### What you have to do:
In the records, change "Dynamic" to "Static" in the lines from the start up to and including the line with "service-request-cell: Service Request: [392, 250, 490, 288]", and give those lines again with everything else left as is.

Annotated region listings
══════════
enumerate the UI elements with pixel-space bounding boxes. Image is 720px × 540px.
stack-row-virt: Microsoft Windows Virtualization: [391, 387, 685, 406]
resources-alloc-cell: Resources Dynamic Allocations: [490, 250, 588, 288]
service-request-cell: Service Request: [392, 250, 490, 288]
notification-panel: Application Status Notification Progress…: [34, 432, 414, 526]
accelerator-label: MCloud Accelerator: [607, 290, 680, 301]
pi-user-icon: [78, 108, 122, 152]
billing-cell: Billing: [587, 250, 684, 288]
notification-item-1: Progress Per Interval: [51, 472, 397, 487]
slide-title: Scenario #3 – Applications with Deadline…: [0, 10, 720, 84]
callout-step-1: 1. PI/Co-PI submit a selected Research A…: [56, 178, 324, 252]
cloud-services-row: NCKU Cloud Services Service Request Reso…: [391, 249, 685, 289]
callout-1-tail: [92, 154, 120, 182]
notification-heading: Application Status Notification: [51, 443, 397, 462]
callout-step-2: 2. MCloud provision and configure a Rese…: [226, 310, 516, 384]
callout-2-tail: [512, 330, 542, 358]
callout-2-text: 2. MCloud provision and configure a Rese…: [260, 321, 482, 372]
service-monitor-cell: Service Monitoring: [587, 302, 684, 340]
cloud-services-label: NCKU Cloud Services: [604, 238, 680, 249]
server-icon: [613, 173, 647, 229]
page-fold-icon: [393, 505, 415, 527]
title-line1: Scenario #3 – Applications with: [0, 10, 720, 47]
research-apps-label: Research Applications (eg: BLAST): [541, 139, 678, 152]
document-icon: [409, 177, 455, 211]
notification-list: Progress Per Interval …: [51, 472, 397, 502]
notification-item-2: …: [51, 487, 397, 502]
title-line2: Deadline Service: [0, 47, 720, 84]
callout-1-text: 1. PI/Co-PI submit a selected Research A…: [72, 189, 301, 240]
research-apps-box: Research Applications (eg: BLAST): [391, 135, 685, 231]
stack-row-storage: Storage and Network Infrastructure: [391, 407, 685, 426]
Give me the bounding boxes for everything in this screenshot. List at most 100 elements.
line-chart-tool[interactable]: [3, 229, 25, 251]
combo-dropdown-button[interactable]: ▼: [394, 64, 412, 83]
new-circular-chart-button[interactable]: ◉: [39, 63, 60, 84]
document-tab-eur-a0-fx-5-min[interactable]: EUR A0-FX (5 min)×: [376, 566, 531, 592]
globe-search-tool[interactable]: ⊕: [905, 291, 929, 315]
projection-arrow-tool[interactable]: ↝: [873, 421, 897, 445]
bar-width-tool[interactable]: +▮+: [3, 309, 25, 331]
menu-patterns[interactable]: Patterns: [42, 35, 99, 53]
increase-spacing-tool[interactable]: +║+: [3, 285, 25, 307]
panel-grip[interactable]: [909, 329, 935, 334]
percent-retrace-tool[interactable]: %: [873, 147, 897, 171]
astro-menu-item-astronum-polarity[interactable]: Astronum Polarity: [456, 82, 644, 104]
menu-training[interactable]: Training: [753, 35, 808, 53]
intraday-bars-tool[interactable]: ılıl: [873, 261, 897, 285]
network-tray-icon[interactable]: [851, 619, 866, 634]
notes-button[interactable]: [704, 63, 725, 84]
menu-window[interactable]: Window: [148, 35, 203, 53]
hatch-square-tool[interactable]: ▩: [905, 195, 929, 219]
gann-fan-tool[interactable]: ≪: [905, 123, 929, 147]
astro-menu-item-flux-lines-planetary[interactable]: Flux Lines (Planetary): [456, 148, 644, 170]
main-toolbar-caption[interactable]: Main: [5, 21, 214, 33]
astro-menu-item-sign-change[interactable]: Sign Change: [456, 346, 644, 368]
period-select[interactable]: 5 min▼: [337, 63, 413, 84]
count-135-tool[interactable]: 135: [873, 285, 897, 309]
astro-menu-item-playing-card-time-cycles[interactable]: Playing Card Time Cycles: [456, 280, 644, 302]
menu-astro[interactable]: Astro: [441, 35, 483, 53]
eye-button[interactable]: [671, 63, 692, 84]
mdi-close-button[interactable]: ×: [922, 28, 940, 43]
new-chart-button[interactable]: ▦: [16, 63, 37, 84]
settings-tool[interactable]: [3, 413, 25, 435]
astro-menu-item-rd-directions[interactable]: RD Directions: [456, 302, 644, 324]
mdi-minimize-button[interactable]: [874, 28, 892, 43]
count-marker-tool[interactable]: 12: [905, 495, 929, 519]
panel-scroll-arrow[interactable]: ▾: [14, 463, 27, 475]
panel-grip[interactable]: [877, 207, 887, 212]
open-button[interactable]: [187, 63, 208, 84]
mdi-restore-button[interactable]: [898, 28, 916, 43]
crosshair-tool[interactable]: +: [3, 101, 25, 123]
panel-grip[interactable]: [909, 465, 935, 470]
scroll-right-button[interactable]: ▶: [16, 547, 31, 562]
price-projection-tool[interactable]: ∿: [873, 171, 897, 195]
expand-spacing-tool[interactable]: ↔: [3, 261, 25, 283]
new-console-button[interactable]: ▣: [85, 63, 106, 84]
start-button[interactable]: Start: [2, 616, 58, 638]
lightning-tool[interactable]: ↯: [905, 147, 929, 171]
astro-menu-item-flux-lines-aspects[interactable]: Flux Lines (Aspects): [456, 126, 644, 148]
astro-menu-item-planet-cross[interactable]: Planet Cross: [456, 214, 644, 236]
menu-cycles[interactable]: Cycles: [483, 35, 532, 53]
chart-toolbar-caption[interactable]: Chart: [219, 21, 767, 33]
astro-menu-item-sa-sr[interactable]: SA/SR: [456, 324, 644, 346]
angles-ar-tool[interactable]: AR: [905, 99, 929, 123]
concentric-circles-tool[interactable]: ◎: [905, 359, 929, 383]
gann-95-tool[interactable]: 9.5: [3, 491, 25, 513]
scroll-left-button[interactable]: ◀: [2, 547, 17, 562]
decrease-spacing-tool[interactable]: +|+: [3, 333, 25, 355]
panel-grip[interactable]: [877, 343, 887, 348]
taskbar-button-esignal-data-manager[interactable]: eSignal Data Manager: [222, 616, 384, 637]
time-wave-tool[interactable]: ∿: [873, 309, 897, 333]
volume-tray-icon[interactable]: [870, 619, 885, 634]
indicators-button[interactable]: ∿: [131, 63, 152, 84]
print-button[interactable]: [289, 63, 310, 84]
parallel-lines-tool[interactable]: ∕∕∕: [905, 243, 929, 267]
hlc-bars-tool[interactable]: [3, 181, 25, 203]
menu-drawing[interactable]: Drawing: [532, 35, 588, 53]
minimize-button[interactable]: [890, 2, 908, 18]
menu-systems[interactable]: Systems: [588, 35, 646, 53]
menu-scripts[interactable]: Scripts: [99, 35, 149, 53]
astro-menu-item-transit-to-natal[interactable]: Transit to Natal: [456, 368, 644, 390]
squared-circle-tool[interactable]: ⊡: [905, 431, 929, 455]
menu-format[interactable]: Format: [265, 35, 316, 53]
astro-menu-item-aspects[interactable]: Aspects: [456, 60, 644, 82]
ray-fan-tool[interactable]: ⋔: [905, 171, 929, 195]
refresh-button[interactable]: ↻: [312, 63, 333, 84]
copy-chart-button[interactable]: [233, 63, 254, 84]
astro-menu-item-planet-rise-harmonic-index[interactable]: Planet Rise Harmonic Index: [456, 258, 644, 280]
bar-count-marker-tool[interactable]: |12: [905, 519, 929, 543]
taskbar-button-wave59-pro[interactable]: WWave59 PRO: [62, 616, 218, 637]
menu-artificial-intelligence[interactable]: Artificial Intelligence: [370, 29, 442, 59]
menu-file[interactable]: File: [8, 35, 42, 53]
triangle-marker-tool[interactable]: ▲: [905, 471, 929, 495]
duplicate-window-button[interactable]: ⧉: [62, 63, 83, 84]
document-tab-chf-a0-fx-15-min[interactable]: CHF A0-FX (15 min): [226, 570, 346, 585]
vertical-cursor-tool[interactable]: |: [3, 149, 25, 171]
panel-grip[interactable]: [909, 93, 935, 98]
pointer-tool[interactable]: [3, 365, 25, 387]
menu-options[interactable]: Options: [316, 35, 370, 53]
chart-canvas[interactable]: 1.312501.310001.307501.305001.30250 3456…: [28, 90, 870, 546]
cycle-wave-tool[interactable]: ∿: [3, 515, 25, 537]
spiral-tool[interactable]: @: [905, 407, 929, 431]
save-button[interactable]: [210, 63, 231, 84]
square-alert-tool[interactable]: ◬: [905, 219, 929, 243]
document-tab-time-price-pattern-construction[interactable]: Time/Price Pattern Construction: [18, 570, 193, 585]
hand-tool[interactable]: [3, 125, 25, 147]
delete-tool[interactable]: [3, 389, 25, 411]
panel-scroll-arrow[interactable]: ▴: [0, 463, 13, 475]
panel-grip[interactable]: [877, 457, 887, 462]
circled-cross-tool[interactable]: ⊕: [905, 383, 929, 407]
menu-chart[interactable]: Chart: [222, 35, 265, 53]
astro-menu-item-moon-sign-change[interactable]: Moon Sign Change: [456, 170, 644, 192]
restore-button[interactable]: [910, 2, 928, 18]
══════════
### Task response:
enumerate the UI elements with pixel-space bounding boxes. Image is 720px × 540px.
stack-row-virt: Microsoft Windows Virtualization: [391, 387, 685, 406]
resources-alloc-cell: Resources Static Allocations: [490, 250, 588, 288]
service-request-cell: Service Request: [392, 250, 490, 288]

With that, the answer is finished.